## AIM
Scan the data below for the string "friends". Show every line where it turns up.

(Dataset items)
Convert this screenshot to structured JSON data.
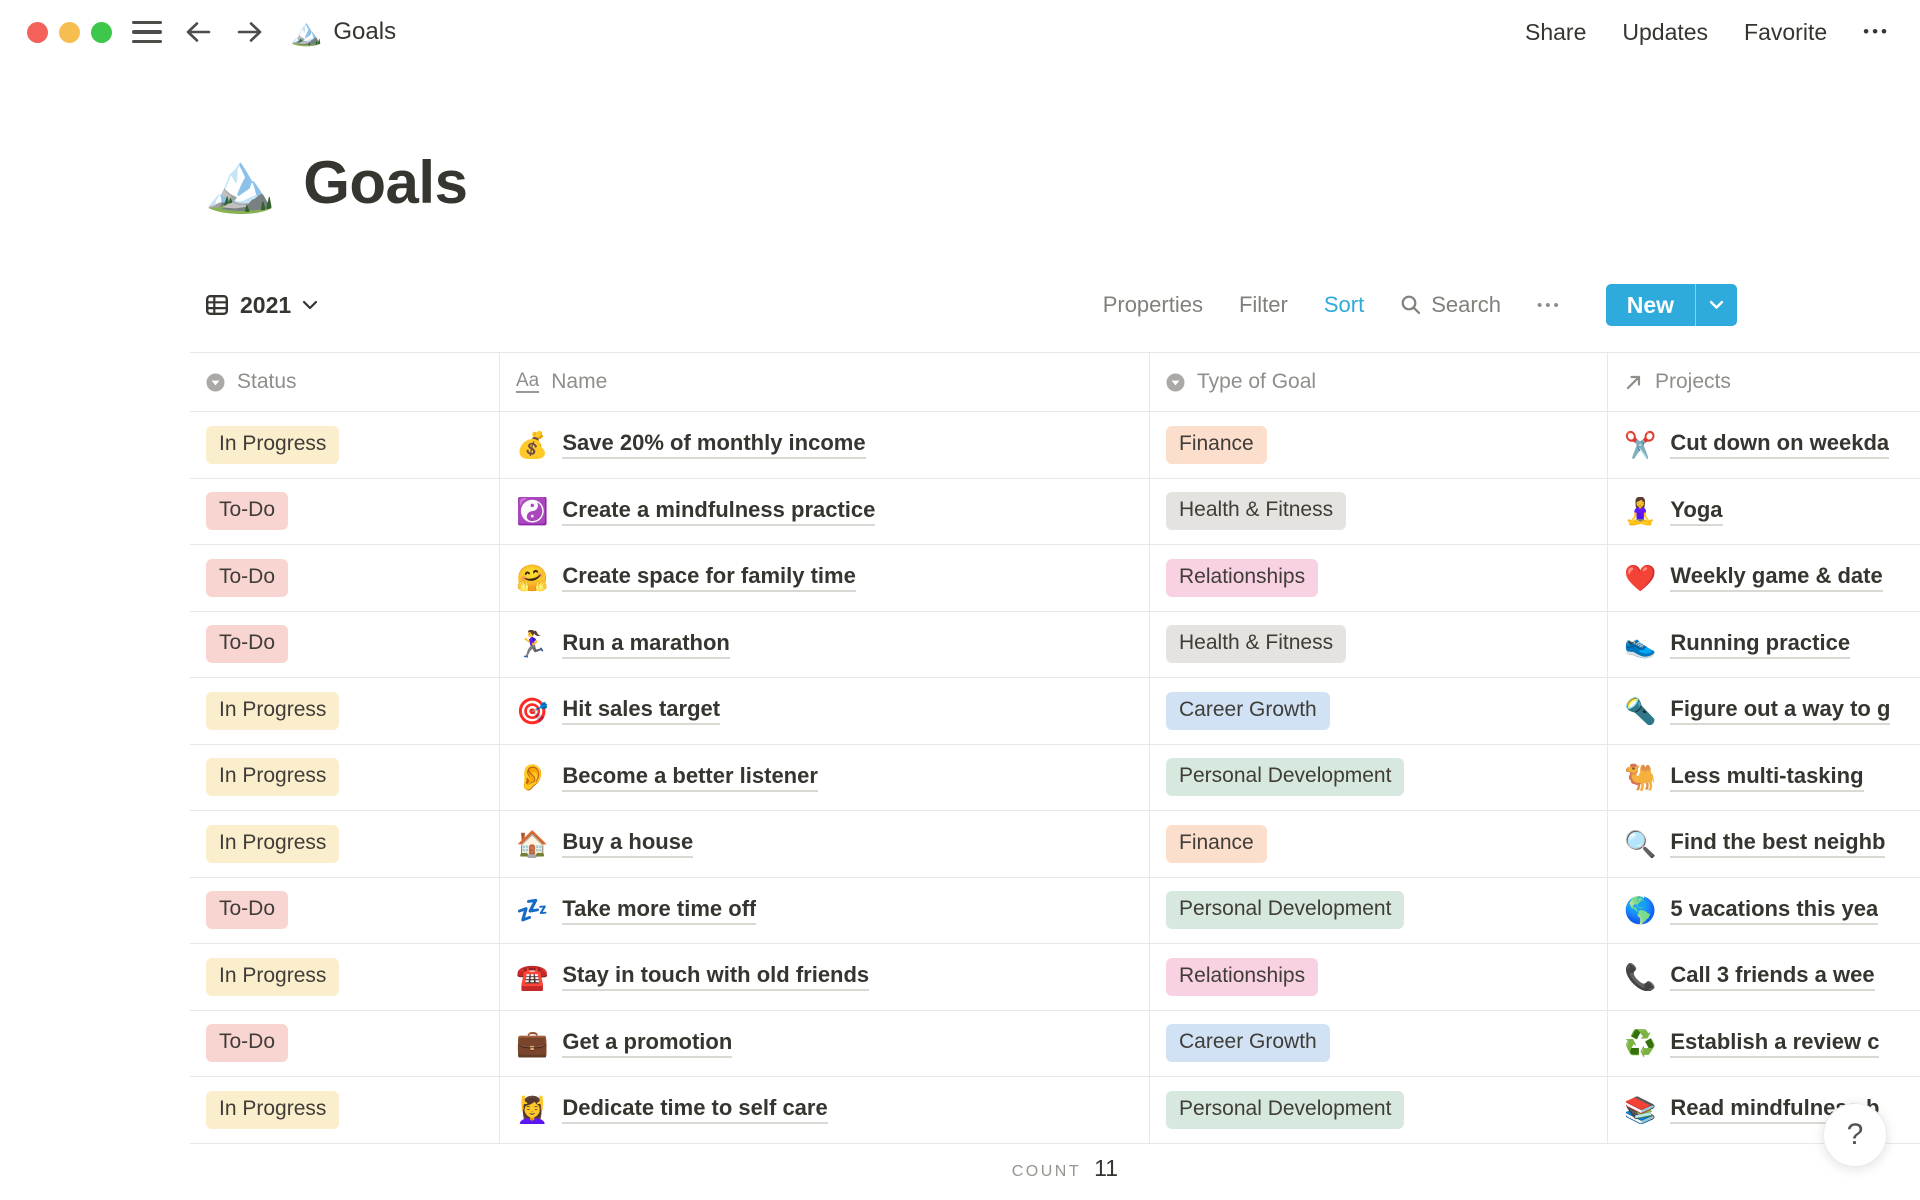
{
  "window": {
    "doc_icon": "🏔️",
    "doc_title": "Goals",
    "share": "Share",
    "updates": "Updates",
    "favorite": "Favorite",
    "more": "•••"
  },
  "page": {
    "icon": "🏔️",
    "title": "Goals"
  },
  "view_bar": {
    "view_name": "2021",
    "properties": "Properties",
    "filter": "Filter",
    "sort": "Sort",
    "search": "Search",
    "more": "•••",
    "new_label": "New"
  },
  "table": {
    "columns": [
      {
        "label": "Status",
        "icon": "select-icon"
      },
      {
        "label": "Name",
        "icon": "title-icon",
        "icon_text": "Aa"
      },
      {
        "label": "Type of Goal",
        "icon": "select-icon"
      },
      {
        "label": "Projects",
        "icon": "relation-icon"
      }
    ],
    "rows": [
      {
        "status": "In Progress",
        "name_emoji": "💰",
        "name": "Save 20% of monthly income",
        "type": "Finance",
        "project_emoji": "✂️",
        "project": "Cut down on weekda"
      },
      {
        "status": "To-Do",
        "name_emoji": "☯️",
        "name": "Create a mindfulness practice",
        "type": "Health & Fitness",
        "project_emoji": "🧘‍♀️",
        "project": "Yoga"
      },
      {
        "status": "To-Do",
        "name_emoji": "🤗",
        "name": "Create space for family time",
        "type": "Relationships",
        "project_emoji": "❤️",
        "project": "Weekly game & date"
      },
      {
        "status": "To-Do",
        "name_emoji": "🏃‍♀️",
        "name": "Run a marathon",
        "type": "Health & Fitness",
        "project_emoji": "👟",
        "project": "Running practice"
      },
      {
        "status": "In Progress",
        "name_emoji": "🎯",
        "name": "Hit sales target",
        "type": "Career Growth",
        "project_emoji": "🔦",
        "project": "Figure out a way to g"
      },
      {
        "status": "In Progress",
        "name_emoji": "👂",
        "name": "Become a better listener",
        "type": "Personal Development",
        "project_emoji": "🐫",
        "project": "Less multi-tasking"
      },
      {
        "status": "In Progress",
        "name_emoji": "🏠",
        "name": "Buy a house",
        "type": "Finance",
        "project_emoji": "🔍",
        "project": "Find the best neighb"
      },
      {
        "status": "To-Do",
        "name_emoji": "💤",
        "name": "Take more time off",
        "type": "Personal Development",
        "project_emoji": "🌎",
        "project": "5 vacations this yea"
      },
      {
        "status": "In Progress",
        "name_emoji": "☎️",
        "name": "Stay in touch with old friends",
        "type": "Relationships",
        "project_emoji": "📞",
        "project": "Call 3 friends a wee"
      },
      {
        "status": "To-Do",
        "name_emoji": "💼",
        "name": "Get a promotion",
        "type": "Career Growth",
        "project_emoji": "♻️",
        "project": "Establish a review c"
      },
      {
        "status": "In Progress",
        "name_emoji": "💆‍♀️",
        "name": "Dedicate time to self care",
        "type": "Personal Development",
        "project_emoji": "📚",
        "project": "Read mindfulness b"
      }
    ],
    "count_label": "COUNT",
    "count_value": "11"
  },
  "palette": {
    "In Progress": "#FBEECC",
    "To-Do": "#F9D5D2",
    "Finance": "#FBDECB",
    "Health & Fitness": "#E4E3E0",
    "Relationships": "#F8D2E3",
    "Career Growth": "#D0E2F4",
    "Personal Development": "#D7E9DE"
  },
  "colors": {
    "accent_blue": "#2EAADC"
  },
  "help": {
    "label": "?"
  }
}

## ANSWER FOR THIS EXERCISE
        "name": "Stay in touch with old friends",
        "project": "Call 3 friends a wee"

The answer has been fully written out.